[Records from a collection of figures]
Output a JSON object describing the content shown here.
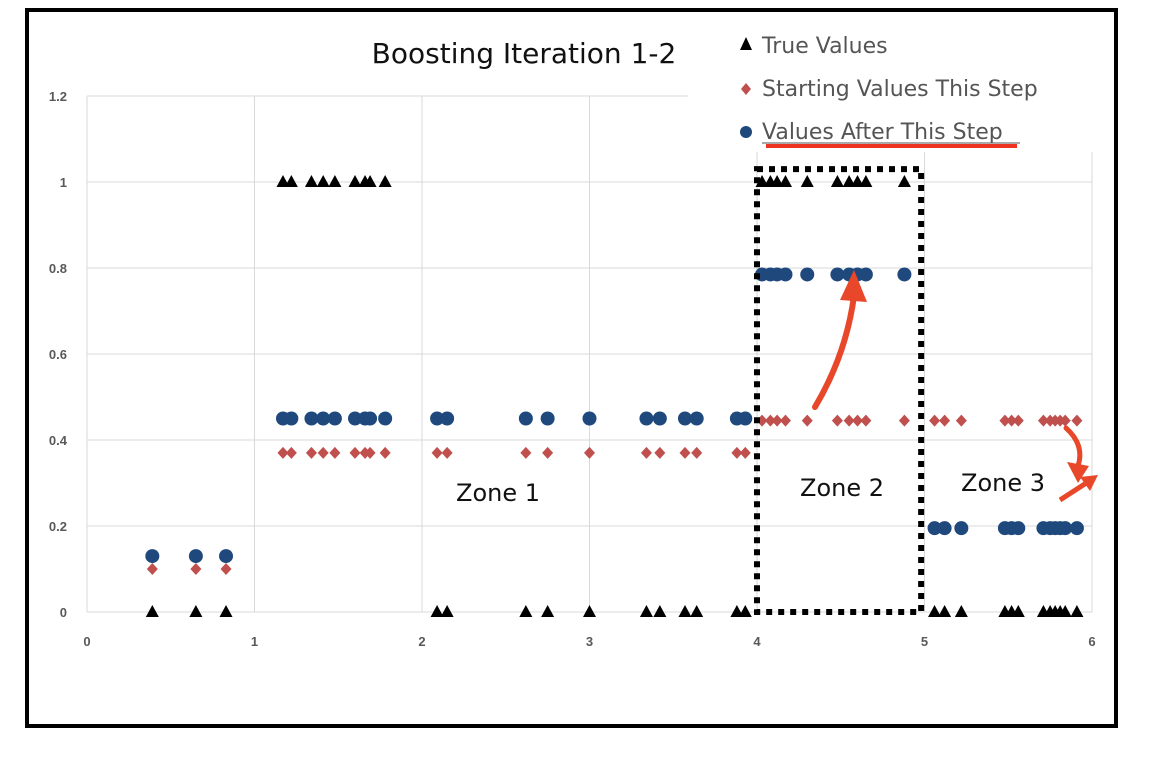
{
  "chart_data": {
    "type": "scatter",
    "title": "Boosting Iteration 1-2",
    "xlim": [
      0,
      6
    ],
    "ylim": [
      0,
      1.2
    ],
    "x_ticks": [
      "0",
      "1",
      "2",
      "3",
      "4",
      "5",
      "6"
    ],
    "y_ticks": [
      "0",
      "0.2",
      "0.4",
      "0.6",
      "0.8",
      "1",
      "1.2"
    ],
    "grid": true,
    "legend_position": "top-right",
    "series": [
      {
        "name": "True Values",
        "marker": "triangle",
        "color": "#000000",
        "points": [
          [
            0.39,
            0
          ],
          [
            0.65,
            0
          ],
          [
            0.83,
            0
          ],
          [
            1.17,
            1
          ],
          [
            1.22,
            1
          ],
          [
            1.34,
            1
          ],
          [
            1.41,
            1
          ],
          [
            1.48,
            1
          ],
          [
            1.6,
            1
          ],
          [
            1.66,
            1
          ],
          [
            1.69,
            1
          ],
          [
            1.78,
            1
          ],
          [
            2.09,
            0
          ],
          [
            2.15,
            0
          ],
          [
            2.62,
            0
          ],
          [
            2.75,
            0
          ],
          [
            3.0,
            0
          ],
          [
            3.34,
            0
          ],
          [
            3.42,
            0
          ],
          [
            3.57,
            0
          ],
          [
            3.64,
            0
          ],
          [
            3.88,
            0
          ],
          [
            3.93,
            0
          ],
          [
            4.03,
            1
          ],
          [
            4.08,
            1
          ],
          [
            4.12,
            1
          ],
          [
            4.17,
            1
          ],
          [
            4.3,
            1
          ],
          [
            4.48,
            1
          ],
          [
            4.55,
            1
          ],
          [
            4.6,
            1
          ],
          [
            4.65,
            1
          ],
          [
            4.88,
            1
          ],
          [
            5.06,
            0
          ],
          [
            5.12,
            0
          ],
          [
            5.22,
            0
          ],
          [
            5.48,
            0
          ],
          [
            5.52,
            0
          ],
          [
            5.56,
            0
          ],
          [
            5.71,
            0
          ],
          [
            5.75,
            0
          ],
          [
            5.78,
            0
          ],
          [
            5.81,
            0
          ],
          [
            5.84,
            0
          ],
          [
            5.91,
            0
          ]
        ]
      },
      {
        "name": "Starting Values This Step",
        "marker": "diamond",
        "color": "#c0504d",
        "points": [
          [
            0.39,
            0.1
          ],
          [
            0.65,
            0.1
          ],
          [
            0.83,
            0.1
          ],
          [
            1.17,
            0.37
          ],
          [
            1.22,
            0.37
          ],
          [
            1.34,
            0.37
          ],
          [
            1.41,
            0.37
          ],
          [
            1.48,
            0.37
          ],
          [
            1.6,
            0.37
          ],
          [
            1.66,
            0.37
          ],
          [
            1.69,
            0.37
          ],
          [
            1.78,
            0.37
          ],
          [
            2.09,
            0.37
          ],
          [
            2.15,
            0.37
          ],
          [
            2.62,
            0.37
          ],
          [
            2.75,
            0.37
          ],
          [
            3.0,
            0.37
          ],
          [
            3.34,
            0.37
          ],
          [
            3.42,
            0.37
          ],
          [
            3.57,
            0.37
          ],
          [
            3.64,
            0.37
          ],
          [
            3.88,
            0.37
          ],
          [
            3.93,
            0.37
          ],
          [
            4.03,
            0.445
          ],
          [
            4.08,
            0.445
          ],
          [
            4.12,
            0.445
          ],
          [
            4.17,
            0.445
          ],
          [
            4.3,
            0.445
          ],
          [
            4.48,
            0.445
          ],
          [
            4.55,
            0.445
          ],
          [
            4.6,
            0.445
          ],
          [
            4.65,
            0.445
          ],
          [
            4.88,
            0.445
          ],
          [
            5.06,
            0.445
          ],
          [
            5.12,
            0.445
          ],
          [
            5.22,
            0.445
          ],
          [
            5.48,
            0.445
          ],
          [
            5.52,
            0.445
          ],
          [
            5.56,
            0.445
          ],
          [
            5.71,
            0.445
          ],
          [
            5.75,
            0.445
          ],
          [
            5.78,
            0.445
          ],
          [
            5.81,
            0.445
          ],
          [
            5.84,
            0.445
          ],
          [
            5.91,
            0.445
          ]
        ]
      },
      {
        "name": "Values After This Step",
        "marker": "circle",
        "color": "#1f497d",
        "points": [
          [
            0.39,
            0.13
          ],
          [
            0.65,
            0.13
          ],
          [
            0.83,
            0.13
          ],
          [
            1.17,
            0.45
          ],
          [
            1.22,
            0.45
          ],
          [
            1.34,
            0.45
          ],
          [
            1.41,
            0.45
          ],
          [
            1.48,
            0.45
          ],
          [
            1.6,
            0.45
          ],
          [
            1.66,
            0.45
          ],
          [
            1.69,
            0.45
          ],
          [
            1.78,
            0.45
          ],
          [
            2.09,
            0.45
          ],
          [
            2.15,
            0.45
          ],
          [
            2.62,
            0.45
          ],
          [
            2.75,
            0.45
          ],
          [
            3.0,
            0.45
          ],
          [
            3.34,
            0.45
          ],
          [
            3.42,
            0.45
          ],
          [
            3.57,
            0.45
          ],
          [
            3.64,
            0.45
          ],
          [
            3.88,
            0.45
          ],
          [
            3.93,
            0.45
          ],
          [
            4.03,
            0.785
          ],
          [
            4.08,
            0.785
          ],
          [
            4.12,
            0.785
          ],
          [
            4.17,
            0.785
          ],
          [
            4.3,
            0.785
          ],
          [
            4.48,
            0.785
          ],
          [
            4.55,
            0.785
          ],
          [
            4.6,
            0.785
          ],
          [
            4.65,
            0.785
          ],
          [
            4.88,
            0.785
          ],
          [
            5.06,
            0.195
          ],
          [
            5.12,
            0.195
          ],
          [
            5.22,
            0.195
          ],
          [
            5.48,
            0.195
          ],
          [
            5.52,
            0.195
          ],
          [
            5.56,
            0.195
          ],
          [
            5.71,
            0.195
          ],
          [
            5.75,
            0.195
          ],
          [
            5.78,
            0.195
          ],
          [
            5.81,
            0.195
          ],
          [
            5.84,
            0.195
          ],
          [
            5.91,
            0.195
          ]
        ]
      }
    ],
    "annotations": {
      "zones": [
        {
          "label": "Zone 1"
        },
        {
          "label": "Zone 2",
          "x_start": 4.0,
          "x_end": 4.98,
          "y_top": 1.03
        },
        {
          "label": "Zone 3"
        }
      ],
      "highlighted_legend_entry": "Values After This Step",
      "arrow_color": "#e8472a",
      "underline_color": "#ee3322"
    }
  }
}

* Your goal:
Copy the material exactly. Do not include the pictures.

* Exercise solution:
Output a JSON object describing the content shown here.
{
  "chart_data": {
    "type": "scatter",
    "title": "Boosting Iteration 1-2",
    "xlim": [
      0,
      6
    ],
    "ylim": [
      0,
      1.2
    ],
    "x_ticks": [
      "0",
      "1",
      "2",
      "3",
      "4",
      "5",
      "6"
    ],
    "y_ticks": [
      "0",
      "0.2",
      "0.4",
      "0.6",
      "0.8",
      "1",
      "1.2"
    ],
    "grid": true,
    "legend_position": "top-right",
    "series": [
      {
        "name": "True Values",
        "marker": "triangle",
        "color": "#000000",
        "points": [
          [
            0.39,
            0
          ],
          [
            0.65,
            0
          ],
          [
            0.83,
            0
          ],
          [
            1.17,
            1
          ],
          [
            1.22,
            1
          ],
          [
            1.34,
            1
          ],
          [
            1.41,
            1
          ],
          [
            1.48,
            1
          ],
          [
            1.6,
            1
          ],
          [
            1.66,
            1
          ],
          [
            1.69,
            1
          ],
          [
            1.78,
            1
          ],
          [
            2.09,
            0
          ],
          [
            2.15,
            0
          ],
          [
            2.62,
            0
          ],
          [
            2.75,
            0
          ],
          [
            3.0,
            0
          ],
          [
            3.34,
            0
          ],
          [
            3.42,
            0
          ],
          [
            3.57,
            0
          ],
          [
            3.64,
            0
          ],
          [
            3.88,
            0
          ],
          [
            3.93,
            0
          ],
          [
            4.03,
            1
          ],
          [
            4.08,
            1
          ],
          [
            4.12,
            1
          ],
          [
            4.17,
            1
          ],
          [
            4.3,
            1
          ],
          [
            4.48,
            1
          ],
          [
            4.55,
            1
          ],
          [
            4.6,
            1
          ],
          [
            4.65,
            1
          ],
          [
            4.88,
            1
          ],
          [
            5.06,
            0
          ],
          [
            5.12,
            0
          ],
          [
            5.22,
            0
          ],
          [
            5.48,
            0
          ],
          [
            5.52,
            0
          ],
          [
            5.56,
            0
          ],
          [
            5.71,
            0
          ],
          [
            5.75,
            0
          ],
          [
            5.78,
            0
          ],
          [
            5.81,
            0
          ],
          [
            5.84,
            0
          ],
          [
            5.91,
            0
          ]
        ]
      },
      {
        "name": "Starting Values This Step",
        "marker": "diamond",
        "color": "#c0504d",
        "points": [
          [
            0.39,
            0.1
          ],
          [
            0.65,
            0.1
          ],
          [
            0.83,
            0.1
          ],
          [
            1.17,
            0.37
          ],
          [
            1.22,
            0.37
          ],
          [
            1.34,
            0.37
          ],
          [
            1.41,
            0.37
          ],
          [
            1.48,
            0.37
          ],
          [
            1.6,
            0.37
          ],
          [
            1.66,
            0.37
          ],
          [
            1.69,
            0.37
          ],
          [
            1.78,
            0.37
          ],
          [
            2.09,
            0.37
          ],
          [
            2.15,
            0.37
          ],
          [
            2.62,
            0.37
          ],
          [
            2.75,
            0.37
          ],
          [
            3.0,
            0.37
          ],
          [
            3.34,
            0.37
          ],
          [
            3.42,
            0.37
          ],
          [
            3.57,
            0.37
          ],
          [
            3.64,
            0.37
          ],
          [
            3.88,
            0.37
          ],
          [
            3.93,
            0.37
          ],
          [
            4.03,
            0.445
          ],
          [
            4.08,
            0.445
          ],
          [
            4.12,
            0.445
          ],
          [
            4.17,
            0.445
          ],
          [
            4.3,
            0.445
          ],
          [
            4.48,
            0.445
          ],
          [
            4.55,
            0.445
          ],
          [
            4.6,
            0.445
          ],
          [
            4.65,
            0.445
          ],
          [
            4.88,
            0.445
          ],
          [
            5.06,
            0.445
          ],
          [
            5.12,
            0.445
          ],
          [
            5.22,
            0.445
          ],
          [
            5.48,
            0.445
          ],
          [
            5.52,
            0.445
          ],
          [
            5.56,
            0.445
          ],
          [
            5.71,
            0.445
          ],
          [
            5.75,
            0.445
          ],
          [
            5.78,
            0.445
          ],
          [
            5.81,
            0.445
          ],
          [
            5.84,
            0.445
          ],
          [
            5.91,
            0.445
          ]
        ]
      },
      {
        "name": "Values After This Step",
        "marker": "circle",
        "color": "#1f497d",
        "points": [
          [
            0.39,
            0.13
          ],
          [
            0.65,
            0.13
          ],
          [
            0.83,
            0.13
          ],
          [
            1.17,
            0.45
          ],
          [
            1.22,
            0.45
          ],
          [
            1.34,
            0.45
          ],
          [
            1.41,
            0.45
          ],
          [
            1.48,
            0.45
          ],
          [
            1.6,
            0.45
          ],
          [
            1.66,
            0.45
          ],
          [
            1.69,
            0.45
          ],
          [
            1.78,
            0.45
          ],
          [
            2.09,
            0.45
          ],
          [
            2.15,
            0.45
          ],
          [
            2.62,
            0.45
          ],
          [
            2.75,
            0.45
          ],
          [
            3.0,
            0.45
          ],
          [
            3.34,
            0.45
          ],
          [
            3.42,
            0.45
          ],
          [
            3.57,
            0.45
          ],
          [
            3.64,
            0.45
          ],
          [
            3.88,
            0.45
          ],
          [
            3.93,
            0.45
          ],
          [
            4.03,
            0.785
          ],
          [
            4.08,
            0.785
          ],
          [
            4.12,
            0.785
          ],
          [
            4.17,
            0.785
          ],
          [
            4.3,
            0.785
          ],
          [
            4.48,
            0.785
          ],
          [
            4.55,
            0.785
          ],
          [
            4.6,
            0.785
          ],
          [
            4.65,
            0.785
          ],
          [
            4.88,
            0.785
          ],
          [
            5.06,
            0.195
          ],
          [
            5.12,
            0.195
          ],
          [
            5.22,
            0.195
          ],
          [
            5.48,
            0.195
          ],
          [
            5.52,
            0.195
          ],
          [
            5.56,
            0.195
          ],
          [
            5.71,
            0.195
          ],
          [
            5.75,
            0.195
          ],
          [
            5.78,
            0.195
          ],
          [
            5.81,
            0.195
          ],
          [
            5.84,
            0.195
          ],
          [
            5.91,
            0.195
          ]
        ]
      }
    ],
    "annotations": {
      "zones": [
        {
          "label": "Zone 1"
        },
        {
          "label": "Zone 2",
          "x_start": 4.0,
          "x_end": 4.98,
          "y_top": 1.03
        },
        {
          "label": "Zone 3"
        }
      ],
      "highlighted_legend_entry": "Values After This Step",
      "arrow_color": "#e8472a",
      "underline_color": "#ee3322"
    }
  }
}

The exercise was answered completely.